» TASK REQUIREMENTS:
Return every entry exactly.

» WORKING DATA:
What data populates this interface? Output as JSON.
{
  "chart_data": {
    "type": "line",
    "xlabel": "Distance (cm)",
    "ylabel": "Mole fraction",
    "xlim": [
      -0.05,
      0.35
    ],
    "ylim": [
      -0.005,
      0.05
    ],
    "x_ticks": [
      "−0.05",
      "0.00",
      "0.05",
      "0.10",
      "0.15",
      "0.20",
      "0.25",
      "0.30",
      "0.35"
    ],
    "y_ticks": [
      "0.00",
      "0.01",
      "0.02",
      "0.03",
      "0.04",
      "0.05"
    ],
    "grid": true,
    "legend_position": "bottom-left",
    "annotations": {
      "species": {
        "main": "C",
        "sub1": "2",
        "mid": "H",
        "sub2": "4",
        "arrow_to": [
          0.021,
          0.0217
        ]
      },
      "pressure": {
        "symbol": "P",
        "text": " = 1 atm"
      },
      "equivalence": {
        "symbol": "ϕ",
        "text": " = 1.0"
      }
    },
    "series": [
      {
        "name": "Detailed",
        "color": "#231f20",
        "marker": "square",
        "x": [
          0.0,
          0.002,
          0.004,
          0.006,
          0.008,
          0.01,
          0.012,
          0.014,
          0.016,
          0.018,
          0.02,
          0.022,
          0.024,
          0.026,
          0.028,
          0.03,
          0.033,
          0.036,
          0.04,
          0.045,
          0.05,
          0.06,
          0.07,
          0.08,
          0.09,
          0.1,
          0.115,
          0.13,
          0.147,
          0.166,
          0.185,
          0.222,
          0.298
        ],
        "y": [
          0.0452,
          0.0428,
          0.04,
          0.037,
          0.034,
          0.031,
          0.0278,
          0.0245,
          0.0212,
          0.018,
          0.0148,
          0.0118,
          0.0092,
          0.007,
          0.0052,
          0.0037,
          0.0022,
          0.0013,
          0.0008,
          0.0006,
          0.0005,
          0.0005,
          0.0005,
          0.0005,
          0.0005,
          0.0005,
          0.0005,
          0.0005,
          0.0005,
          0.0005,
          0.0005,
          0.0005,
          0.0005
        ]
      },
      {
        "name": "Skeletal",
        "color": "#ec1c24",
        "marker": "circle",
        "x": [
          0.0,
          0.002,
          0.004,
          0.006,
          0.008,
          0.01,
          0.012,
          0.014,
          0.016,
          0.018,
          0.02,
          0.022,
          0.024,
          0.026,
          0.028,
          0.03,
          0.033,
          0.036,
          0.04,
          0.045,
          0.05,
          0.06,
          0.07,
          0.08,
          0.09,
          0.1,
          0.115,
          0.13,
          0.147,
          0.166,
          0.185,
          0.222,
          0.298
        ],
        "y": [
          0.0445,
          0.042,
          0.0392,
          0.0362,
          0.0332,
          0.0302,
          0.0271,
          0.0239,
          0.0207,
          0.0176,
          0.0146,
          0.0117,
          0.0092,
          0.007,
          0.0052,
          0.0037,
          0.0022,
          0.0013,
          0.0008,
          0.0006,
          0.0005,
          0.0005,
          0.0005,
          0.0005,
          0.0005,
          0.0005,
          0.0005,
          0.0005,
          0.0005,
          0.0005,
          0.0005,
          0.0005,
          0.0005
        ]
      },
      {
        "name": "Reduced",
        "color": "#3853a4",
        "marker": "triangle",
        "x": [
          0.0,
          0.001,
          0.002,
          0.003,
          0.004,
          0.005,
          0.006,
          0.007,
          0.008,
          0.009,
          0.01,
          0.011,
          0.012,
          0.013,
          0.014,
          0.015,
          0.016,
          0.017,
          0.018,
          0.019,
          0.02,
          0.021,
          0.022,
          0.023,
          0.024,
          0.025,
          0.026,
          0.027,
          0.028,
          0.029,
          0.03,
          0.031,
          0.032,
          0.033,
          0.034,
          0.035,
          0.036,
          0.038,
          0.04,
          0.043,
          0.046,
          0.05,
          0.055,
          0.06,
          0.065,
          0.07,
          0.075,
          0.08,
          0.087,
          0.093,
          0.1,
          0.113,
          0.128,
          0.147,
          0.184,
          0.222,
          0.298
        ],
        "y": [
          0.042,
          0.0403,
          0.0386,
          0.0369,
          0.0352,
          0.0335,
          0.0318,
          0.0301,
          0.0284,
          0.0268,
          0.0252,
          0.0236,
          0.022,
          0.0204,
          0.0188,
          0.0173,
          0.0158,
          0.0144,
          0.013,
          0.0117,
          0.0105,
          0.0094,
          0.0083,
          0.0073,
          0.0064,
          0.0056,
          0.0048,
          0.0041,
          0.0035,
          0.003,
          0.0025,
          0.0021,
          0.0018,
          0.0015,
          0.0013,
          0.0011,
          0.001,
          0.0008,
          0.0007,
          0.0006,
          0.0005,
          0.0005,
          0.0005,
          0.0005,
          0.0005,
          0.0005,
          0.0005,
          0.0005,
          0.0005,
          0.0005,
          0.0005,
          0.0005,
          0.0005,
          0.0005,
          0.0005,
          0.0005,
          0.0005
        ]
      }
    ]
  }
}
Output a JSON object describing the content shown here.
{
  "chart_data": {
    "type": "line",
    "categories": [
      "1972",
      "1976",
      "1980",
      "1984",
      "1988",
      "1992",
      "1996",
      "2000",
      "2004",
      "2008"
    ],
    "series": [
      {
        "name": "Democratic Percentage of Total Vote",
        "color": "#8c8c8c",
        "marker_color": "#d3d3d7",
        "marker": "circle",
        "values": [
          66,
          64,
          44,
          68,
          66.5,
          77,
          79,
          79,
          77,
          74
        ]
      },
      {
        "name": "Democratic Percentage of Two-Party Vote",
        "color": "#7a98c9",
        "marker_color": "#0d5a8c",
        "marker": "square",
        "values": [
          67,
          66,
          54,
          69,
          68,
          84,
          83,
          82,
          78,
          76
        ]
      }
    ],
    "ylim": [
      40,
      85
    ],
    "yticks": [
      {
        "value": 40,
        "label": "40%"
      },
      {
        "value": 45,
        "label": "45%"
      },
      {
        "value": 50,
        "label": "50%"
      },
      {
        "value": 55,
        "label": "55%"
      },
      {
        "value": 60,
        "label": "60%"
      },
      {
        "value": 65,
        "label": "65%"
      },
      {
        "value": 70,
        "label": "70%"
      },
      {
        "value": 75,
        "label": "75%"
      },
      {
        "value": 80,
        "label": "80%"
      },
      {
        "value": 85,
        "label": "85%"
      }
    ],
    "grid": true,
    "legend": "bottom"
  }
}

» RESPONSE:
What data populates this interface? Output as JSON.
{
  "chart_data": {
    "type": "line",
    "xlabel": "Distance (cm)",
    "ylabel": "Mole fraction",
    "xlim": [
      -0.05,
      0.35
    ],
    "ylim": [
      -0.005,
      0.05
    ],
    "x_ticks": [
      "−0.05",
      "0.00",
      "0.05",
      "0.10",
      "0.15",
      "0.20",
      "0.25",
      "0.30",
      "0.35"
    ],
    "y_ticks": [
      "0.00",
      "0.01",
      "0.02",
      "0.03",
      "0.04",
      "0.05"
    ],
    "grid": true,
    "legend_position": "bottom-left",
    "annotations": {
      "species": {
        "main": "C",
        "sub1": "2",
        "mid": "H",
        "sub2": "4",
        "arrow_to": [
          0.021,
          0.0217
        ]
      },
      "pressure": {
        "symbol": "P",
        "text": " = 1 atm"
      },
      "equivalence": {
        "symbol": "ϕ",
        "text": " = 1.0"
      }
    },
    "series": [
      {
        "name": "Detailed",
        "color": "#231f20",
        "marker": "square",
        "x": [
          0.0,
          0.002,
          0.004,
          0.006,
          0.008,
          0.01,
          0.012,
          0.014,
          0.016,
          0.018,
          0.02,
          0.022,
          0.024,
          0.026,
          0.028,
          0.03,
          0.033,
          0.036,
          0.04,
          0.045,
          0.05,
          0.06,
          0.07,
          0.08,
          0.09,
          0.1,
          0.115,
          0.13,
          0.147,
          0.166,
          0.185,
          0.222,
          0.298
        ],
        "y": [
          0.0452,
          0.0428,
          0.04,
          0.037,
          0.034,
          0.031,
          0.0278,
          0.0245,
          0.0212,
          0.018,
          0.0148,
          0.0118,
          0.0092,
          0.007,
          0.0052,
          0.0037,
          0.0022,
          0.0013,
          0.0008,
          0.0006,
          0.0005,
          0.0005,
          0.0005,
          0.0005,
          0.0005,
          0.0005,
          0.0005,
          0.0005,
          0.0005,
          0.0005,
          0.0005,
          0.0005,
          0.0005
        ]
      },
      {
        "name": "Skeletal",
        "color": "#ec1c24",
        "marker": "circle",
        "x": [
          0.0,
          0.002,
          0.004,
          0.006,
          0.008,
          0.01,
          0.012,
          0.014,
          0.016,
          0.018,
          0.02,
          0.022,
          0.024,
          0.026,
          0.028,
          0.03,
          0.033,
          0.036,
          0.04,
          0.045,
          0.05,
          0.06,
          0.07,
          0.08,
          0.09,
          0.1,
          0.115,
          0.13,
          0.147,
          0.166,
          0.185,
          0.222,
          0.298
        ],
        "y": [
          0.0445,
          0.042,
          0.0392,
          0.0362,
          0.0332,
          0.0302,
          0.0271,
          0.0239,
          0.0207,
          0.0176,
          0.0146,
          0.0117,
          0.0092,
          0.007,
          0.0052,
          0.0037,
          0.0022,
          0.0013,
          0.0008,
          0.0006,
          0.0005,
          0.0005,
          0.0005,
          0.0005,
          0.0005,
          0.0005,
          0.0005,
          0.0005,
          0.0005,
          0.0005,
          0.0005,
          0.0005,
          0.0005
        ]
      },
      {
        "name": "Reduced",
        "color": "#3853a4",
        "marker": "triangle",
        "x": [
          0.0,
          0.001,
          0.002,
          0.003,
          0.004,
          0.005,
          0.006,
          0.007,
          0.008,
          0.009,
          0.01,
          0.011,
          0.012,
          0.013,
          0.014,
          0.015,
          0.016,
          0.017,
          0.018,
          0.019,
          0.02,
          0.021,
          0.022,
          0.023,
          0.024,
          0.025,
          0.026,
          0.027,
          0.028,
          0.029,
          0.03,
          0.031,
          0.032,
          0.033,
          0.034,
          0.035,
          0.036,
          0.038,
          0.04,
          0.043,
          0.046,
          0.05,
          0.055,
          0.06,
          0.065,
          0.07,
          0.075,
          0.08,
          0.087,
          0.093,
          0.1,
          0.113,
          0.128,
          0.147,
          0.184,
          0.222,
          0.298
        ],
        "y": [
          0.042,
          0.0403,
          0.0386,
          0.0369,
          0.0352,
          0.0335,
          0.0318,
          0.0301,
          0.0284,
          0.0268,
          0.0252,
          0.0236,
          0.022,
          0.0204,
          0.0188,
          0.0173,
          0.0158,
          0.0144,
          0.013,
          0.0117,
          0.0105,
          0.0094,
          0.0083,
          0.0073,
          0.0064,
          0.0056,
          0.0048,
          0.0041,
          0.0035,
          0.003,
          0.0025,
          0.0021,
          0.0018,
          0.0015,
          0.0013,
          0.0011,
          0.001,
          0.0008,
          0.0007,
          0.0006,
          0.0005,
          0.0005,
          0.0005,
          0.0005,
          0.0005,
          0.0005,
          0.0005,
          0.0005,
          0.0005,
          0.0005,
          0.0005,
          0.0005,
          0.0005,
          0.0005,
          0.0005,
          0.0005,
          0.0005
        ]
      }
    ]
  }
}
Output a JSON object describing the content shown here.
{
  "chart_data": {
    "type": "line",
    "categories": [
      "1972",
      "1976",
      "1980",
      "1984",
      "1988",
      "1992",
      "1996",
      "2000",
      "2004",
      "2008"
    ],
    "series": [
      {
        "name": "Democratic Percentage of Total Vote",
        "color": "#8c8c8c",
        "marker_color": "#d3d3d7",
        "marker": "circle",
        "values": [
          66,
          64,
          44,
          68,
          66.5,
          77,
          79,
          79,
          77,
          74
        ]
      },
      {
        "name": "Democratic Percentage of Two-Party Vote",
        "color": "#7a98c9",
        "marker_color": "#0d5a8c",
        "marker": "square",
        "values": [
          67,
          66,
          54,
          69,
          68,
          84,
          83,
          82,
          78,
          76
        ]
      }
    ],
    "ylim": [
      40,
      85
    ],
    "yticks": [
      {
        "value": 40,
        "label": "40%"
      },
      {
        "value": 45,
        "label": "45%"
      },
      {
        "value": 50,
        "label": "50%"
      },
      {
        "value": 55,
        "label": "55%"
      },
      {
        "value": 60,
        "label": "60%"
      },
      {
        "value": 65,
        "label": "65%"
      },
      {
        "value": 70,
        "label": "70%"
      },
      {
        "value": 75,
        "label": "75%"
      },
      {
        "value": 80,
        "label": "80%"
      },
      {
        "value": 85,
        "label": "85%"
      }
    ],
    "grid": true,
    "legend": "bottom"
  }
}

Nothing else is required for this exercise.